Find every line with "قامت" in it, then report how many there are and nothing more.

### Collected data entries:
== == ==

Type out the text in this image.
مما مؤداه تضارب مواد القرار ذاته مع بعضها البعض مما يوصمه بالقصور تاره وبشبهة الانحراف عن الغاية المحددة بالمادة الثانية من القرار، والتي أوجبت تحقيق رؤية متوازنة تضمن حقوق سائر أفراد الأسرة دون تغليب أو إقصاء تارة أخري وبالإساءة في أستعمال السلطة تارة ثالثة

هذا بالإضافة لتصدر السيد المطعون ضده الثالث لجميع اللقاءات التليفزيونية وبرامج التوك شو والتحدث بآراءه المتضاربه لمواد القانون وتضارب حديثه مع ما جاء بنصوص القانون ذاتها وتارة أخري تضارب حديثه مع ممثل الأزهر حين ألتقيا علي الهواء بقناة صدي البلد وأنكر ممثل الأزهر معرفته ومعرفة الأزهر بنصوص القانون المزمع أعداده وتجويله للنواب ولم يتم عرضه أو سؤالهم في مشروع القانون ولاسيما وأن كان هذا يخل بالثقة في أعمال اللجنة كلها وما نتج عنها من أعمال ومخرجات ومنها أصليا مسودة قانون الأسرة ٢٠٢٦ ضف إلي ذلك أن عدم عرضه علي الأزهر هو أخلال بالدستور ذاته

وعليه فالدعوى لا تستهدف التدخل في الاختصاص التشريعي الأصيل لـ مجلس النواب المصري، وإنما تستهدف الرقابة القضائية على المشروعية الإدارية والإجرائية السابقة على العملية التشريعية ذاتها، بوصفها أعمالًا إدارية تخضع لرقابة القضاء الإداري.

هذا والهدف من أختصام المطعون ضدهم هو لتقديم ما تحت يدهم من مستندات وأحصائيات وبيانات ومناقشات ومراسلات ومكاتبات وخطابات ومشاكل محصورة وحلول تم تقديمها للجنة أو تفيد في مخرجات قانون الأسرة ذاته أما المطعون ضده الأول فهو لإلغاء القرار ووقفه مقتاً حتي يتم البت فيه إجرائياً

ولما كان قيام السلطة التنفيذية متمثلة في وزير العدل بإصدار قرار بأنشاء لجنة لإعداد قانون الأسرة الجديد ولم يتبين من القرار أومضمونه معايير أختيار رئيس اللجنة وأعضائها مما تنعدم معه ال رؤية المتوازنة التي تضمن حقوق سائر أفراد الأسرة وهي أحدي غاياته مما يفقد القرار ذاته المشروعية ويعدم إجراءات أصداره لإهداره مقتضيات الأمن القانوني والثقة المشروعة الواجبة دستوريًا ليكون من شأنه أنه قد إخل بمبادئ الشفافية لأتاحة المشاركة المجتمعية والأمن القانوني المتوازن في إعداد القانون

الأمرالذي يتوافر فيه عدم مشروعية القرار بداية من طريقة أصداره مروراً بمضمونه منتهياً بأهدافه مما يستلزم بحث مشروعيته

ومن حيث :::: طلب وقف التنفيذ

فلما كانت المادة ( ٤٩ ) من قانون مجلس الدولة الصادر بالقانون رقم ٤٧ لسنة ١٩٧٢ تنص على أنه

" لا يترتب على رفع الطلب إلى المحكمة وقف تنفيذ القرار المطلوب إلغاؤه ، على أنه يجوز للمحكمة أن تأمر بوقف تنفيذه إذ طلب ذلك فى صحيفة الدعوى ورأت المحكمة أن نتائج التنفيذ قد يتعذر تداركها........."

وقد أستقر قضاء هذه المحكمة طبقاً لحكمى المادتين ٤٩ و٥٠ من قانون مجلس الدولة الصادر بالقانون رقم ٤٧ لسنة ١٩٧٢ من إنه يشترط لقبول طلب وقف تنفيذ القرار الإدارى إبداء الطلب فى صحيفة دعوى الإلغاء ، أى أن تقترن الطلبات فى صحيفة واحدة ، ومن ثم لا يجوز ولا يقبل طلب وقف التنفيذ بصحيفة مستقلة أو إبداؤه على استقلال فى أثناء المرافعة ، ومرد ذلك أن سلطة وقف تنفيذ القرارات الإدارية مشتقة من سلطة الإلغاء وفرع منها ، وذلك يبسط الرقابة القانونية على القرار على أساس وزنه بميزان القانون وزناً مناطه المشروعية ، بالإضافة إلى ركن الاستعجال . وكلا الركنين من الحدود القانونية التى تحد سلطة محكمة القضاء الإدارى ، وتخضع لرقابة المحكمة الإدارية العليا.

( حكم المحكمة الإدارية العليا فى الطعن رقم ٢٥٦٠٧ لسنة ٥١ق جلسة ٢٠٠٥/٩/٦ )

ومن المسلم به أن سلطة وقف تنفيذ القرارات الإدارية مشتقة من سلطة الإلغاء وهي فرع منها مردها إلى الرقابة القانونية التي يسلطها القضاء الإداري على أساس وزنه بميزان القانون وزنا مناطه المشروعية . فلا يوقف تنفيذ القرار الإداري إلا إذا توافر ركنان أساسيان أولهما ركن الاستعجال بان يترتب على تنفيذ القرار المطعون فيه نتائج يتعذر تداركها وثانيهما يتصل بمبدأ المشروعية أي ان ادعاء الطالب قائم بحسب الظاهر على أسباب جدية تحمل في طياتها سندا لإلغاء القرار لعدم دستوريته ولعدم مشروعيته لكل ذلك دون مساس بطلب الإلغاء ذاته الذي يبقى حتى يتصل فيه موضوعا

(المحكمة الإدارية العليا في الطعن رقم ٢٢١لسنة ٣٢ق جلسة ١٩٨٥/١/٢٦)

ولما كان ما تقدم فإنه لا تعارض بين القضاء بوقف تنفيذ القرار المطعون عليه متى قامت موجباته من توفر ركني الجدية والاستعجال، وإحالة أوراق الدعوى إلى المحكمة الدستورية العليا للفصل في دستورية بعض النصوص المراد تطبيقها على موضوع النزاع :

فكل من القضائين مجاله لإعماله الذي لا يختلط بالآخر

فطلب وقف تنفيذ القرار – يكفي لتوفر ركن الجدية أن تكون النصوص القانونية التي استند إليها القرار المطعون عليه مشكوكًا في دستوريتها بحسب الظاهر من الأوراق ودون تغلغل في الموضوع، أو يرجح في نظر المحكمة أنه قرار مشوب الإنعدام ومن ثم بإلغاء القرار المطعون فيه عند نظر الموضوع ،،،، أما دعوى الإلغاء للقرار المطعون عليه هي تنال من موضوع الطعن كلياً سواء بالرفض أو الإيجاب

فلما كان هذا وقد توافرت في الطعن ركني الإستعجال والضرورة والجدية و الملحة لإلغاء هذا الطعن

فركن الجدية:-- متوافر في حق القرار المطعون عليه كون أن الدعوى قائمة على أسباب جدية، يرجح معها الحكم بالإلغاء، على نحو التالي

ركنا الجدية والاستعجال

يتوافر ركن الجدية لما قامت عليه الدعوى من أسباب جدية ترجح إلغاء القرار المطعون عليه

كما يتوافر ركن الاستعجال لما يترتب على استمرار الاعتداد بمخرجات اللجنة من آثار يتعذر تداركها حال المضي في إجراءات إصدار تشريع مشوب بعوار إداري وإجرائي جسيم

== == ==

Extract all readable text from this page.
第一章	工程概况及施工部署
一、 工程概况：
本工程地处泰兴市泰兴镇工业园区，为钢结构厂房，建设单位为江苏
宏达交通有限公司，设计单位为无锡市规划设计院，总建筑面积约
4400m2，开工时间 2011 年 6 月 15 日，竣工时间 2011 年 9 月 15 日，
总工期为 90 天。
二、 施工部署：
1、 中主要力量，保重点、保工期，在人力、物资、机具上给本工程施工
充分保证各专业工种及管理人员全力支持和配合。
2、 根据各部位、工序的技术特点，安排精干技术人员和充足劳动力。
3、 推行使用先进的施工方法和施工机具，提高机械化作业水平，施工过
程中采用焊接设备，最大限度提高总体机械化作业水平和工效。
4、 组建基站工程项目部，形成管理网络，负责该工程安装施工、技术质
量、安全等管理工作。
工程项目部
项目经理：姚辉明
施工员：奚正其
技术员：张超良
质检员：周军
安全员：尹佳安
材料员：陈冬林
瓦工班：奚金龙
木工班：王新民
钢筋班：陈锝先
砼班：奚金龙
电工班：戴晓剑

== == ==

### REPLY:
2